-- Begin Entries shown --
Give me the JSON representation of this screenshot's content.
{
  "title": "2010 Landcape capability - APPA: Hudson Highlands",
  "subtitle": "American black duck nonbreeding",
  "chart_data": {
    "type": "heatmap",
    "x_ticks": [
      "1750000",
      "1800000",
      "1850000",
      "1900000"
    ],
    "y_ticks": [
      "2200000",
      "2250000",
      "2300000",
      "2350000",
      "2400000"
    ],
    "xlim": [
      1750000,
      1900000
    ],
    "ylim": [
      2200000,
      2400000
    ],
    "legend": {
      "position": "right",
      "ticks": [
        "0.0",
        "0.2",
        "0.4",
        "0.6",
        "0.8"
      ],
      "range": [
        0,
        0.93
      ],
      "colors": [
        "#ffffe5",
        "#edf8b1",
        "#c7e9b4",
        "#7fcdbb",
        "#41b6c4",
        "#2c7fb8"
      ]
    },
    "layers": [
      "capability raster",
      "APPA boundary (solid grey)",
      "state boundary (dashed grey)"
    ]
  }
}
-- End Entries shown --
**Task objective:**
State the number of lines in the data that include the string "boundary", and add nothing else.

**Worked answer:**
2